TO DO
Go through the entries and copy every line that has the string "most" in it.

Content starts

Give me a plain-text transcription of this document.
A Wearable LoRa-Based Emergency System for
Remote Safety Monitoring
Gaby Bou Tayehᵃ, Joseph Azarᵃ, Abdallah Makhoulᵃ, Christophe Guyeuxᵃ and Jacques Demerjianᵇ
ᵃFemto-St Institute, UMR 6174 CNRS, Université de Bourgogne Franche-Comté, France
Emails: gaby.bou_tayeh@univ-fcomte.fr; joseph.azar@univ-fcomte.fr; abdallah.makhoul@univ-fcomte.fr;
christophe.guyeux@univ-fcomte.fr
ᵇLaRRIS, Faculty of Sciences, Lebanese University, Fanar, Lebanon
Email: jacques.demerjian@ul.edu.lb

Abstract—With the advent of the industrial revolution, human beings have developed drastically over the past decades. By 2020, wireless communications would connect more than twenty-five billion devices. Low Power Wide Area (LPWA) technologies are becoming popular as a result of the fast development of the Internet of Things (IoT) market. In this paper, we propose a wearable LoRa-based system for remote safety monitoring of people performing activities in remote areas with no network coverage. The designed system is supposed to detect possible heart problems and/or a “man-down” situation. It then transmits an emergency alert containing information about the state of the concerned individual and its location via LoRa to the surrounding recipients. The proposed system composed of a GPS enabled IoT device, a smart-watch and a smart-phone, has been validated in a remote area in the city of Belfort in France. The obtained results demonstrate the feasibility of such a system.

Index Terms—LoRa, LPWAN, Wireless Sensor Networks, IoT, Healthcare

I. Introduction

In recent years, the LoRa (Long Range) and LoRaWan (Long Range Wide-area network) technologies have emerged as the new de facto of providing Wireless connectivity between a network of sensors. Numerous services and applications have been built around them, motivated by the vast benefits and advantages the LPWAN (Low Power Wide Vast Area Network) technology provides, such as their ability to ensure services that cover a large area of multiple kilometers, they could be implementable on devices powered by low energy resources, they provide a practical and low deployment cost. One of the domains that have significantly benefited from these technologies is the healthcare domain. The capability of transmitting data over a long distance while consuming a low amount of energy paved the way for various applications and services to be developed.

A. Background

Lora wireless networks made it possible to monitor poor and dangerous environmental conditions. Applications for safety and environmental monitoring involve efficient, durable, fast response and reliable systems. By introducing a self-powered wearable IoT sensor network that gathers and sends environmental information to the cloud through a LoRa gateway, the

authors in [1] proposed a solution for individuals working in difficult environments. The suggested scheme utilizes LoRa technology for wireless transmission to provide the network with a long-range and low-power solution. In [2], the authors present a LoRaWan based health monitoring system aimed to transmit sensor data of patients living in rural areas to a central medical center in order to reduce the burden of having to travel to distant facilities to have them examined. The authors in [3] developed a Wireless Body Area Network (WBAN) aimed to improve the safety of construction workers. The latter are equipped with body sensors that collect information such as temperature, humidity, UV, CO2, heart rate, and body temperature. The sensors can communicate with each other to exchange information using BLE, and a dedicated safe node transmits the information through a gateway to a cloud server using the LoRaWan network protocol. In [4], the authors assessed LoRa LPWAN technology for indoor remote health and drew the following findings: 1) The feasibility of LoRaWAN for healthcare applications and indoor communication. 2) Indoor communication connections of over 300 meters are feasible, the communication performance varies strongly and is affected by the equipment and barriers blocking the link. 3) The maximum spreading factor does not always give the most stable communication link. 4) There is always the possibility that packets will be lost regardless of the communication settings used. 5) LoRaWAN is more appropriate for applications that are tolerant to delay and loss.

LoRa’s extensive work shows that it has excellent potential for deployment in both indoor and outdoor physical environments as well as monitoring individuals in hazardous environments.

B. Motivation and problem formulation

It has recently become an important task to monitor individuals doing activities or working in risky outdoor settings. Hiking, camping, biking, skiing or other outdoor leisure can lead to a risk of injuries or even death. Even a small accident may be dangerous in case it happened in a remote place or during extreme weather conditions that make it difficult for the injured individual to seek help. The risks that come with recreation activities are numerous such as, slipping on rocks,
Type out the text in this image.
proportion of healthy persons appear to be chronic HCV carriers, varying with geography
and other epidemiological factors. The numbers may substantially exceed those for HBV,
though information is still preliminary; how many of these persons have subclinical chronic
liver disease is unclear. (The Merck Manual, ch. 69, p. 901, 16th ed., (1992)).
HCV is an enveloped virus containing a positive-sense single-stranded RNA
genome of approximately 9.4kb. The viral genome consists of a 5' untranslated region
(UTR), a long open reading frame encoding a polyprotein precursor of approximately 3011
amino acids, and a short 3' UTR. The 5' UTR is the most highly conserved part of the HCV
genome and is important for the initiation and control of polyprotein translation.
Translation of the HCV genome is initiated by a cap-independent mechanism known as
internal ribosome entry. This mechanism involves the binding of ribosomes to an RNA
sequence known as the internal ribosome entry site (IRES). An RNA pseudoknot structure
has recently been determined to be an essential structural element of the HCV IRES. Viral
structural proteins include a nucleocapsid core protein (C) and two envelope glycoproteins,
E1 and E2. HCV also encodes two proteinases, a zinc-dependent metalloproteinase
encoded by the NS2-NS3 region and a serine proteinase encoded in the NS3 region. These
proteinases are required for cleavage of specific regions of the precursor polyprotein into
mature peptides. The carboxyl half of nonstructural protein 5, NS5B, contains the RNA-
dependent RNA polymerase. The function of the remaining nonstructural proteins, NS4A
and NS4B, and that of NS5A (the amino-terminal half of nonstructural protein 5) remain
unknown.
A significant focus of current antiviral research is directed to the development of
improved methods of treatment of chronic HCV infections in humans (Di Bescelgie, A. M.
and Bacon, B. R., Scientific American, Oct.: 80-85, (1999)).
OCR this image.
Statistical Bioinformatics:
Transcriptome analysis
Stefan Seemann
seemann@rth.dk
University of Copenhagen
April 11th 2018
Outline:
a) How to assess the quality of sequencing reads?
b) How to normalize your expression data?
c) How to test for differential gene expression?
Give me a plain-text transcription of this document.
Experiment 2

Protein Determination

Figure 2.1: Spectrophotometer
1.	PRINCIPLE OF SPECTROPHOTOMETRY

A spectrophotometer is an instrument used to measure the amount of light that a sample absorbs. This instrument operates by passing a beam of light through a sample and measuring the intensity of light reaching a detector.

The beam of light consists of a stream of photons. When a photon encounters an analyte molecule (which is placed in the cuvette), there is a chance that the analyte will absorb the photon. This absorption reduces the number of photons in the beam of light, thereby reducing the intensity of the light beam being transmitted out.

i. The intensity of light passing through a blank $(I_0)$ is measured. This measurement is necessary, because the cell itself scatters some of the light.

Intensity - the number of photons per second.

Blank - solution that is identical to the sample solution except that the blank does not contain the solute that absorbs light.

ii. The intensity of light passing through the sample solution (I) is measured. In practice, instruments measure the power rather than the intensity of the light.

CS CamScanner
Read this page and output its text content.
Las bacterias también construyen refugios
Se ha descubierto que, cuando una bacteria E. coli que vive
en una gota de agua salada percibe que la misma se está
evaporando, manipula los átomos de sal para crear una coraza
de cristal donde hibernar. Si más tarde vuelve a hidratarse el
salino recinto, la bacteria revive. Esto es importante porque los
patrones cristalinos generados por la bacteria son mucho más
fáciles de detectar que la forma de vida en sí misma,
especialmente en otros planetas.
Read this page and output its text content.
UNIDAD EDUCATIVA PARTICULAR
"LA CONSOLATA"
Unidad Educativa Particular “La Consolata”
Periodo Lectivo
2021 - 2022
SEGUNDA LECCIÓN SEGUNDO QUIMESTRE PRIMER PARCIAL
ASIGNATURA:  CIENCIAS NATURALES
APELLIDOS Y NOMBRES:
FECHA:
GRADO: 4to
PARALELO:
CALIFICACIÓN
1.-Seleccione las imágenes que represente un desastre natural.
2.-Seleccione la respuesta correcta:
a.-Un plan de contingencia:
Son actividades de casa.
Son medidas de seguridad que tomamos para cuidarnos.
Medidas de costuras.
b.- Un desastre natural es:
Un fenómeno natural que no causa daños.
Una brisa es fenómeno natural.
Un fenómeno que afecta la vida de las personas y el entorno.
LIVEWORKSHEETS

Content ends

ANSWER BOX
authors in [1] proposed a solution for individuals working in difficult environments. The suggested scheme utilizes LoRa technology for wireless transmission to provide the network with a long-range and low-power solution. In [2], the authors present a LoRaWan based health monitoring system aimed to transmit sensor data of patients living in rural areas to a central medical center in order to reduce the burden of having to travel to distant facilities to have them examined. The authors in [3] developed a Wireless Body Area Network (WBAN) aimed to improve the safety of construction workers. The latter are equipped with body sensors that collect information such as temperature, humidity, UV, CO2, heart rate, and body temperature. The sensors can communicate with each other to exchange information using BLE, and a dedicated safe node transmits the information through a gateway to a cloud server using the LoRaWan network protocol. In [4], the authors assessed LoRa LPWAN technology for indoor remote health and drew the following findings: 1) The feasibility of LoRaWAN for healthcare applications and indoor communication. 2) Indoor communication connections of over 300 meters are feasible, the communication performance varies strongly and is affected by the equipment and barriers blocking the link. 3) The maximum spreading factor does not always give the most stable communication link. 4) There is always the possibility that packets will be lost regardless of the communication settings used. 5) LoRaWAN is more appropriate for applications that are tolerant to delay and loss.
amino acids, and a short 3' UTR. The 5' UTR is the most highly conserved part of the HCV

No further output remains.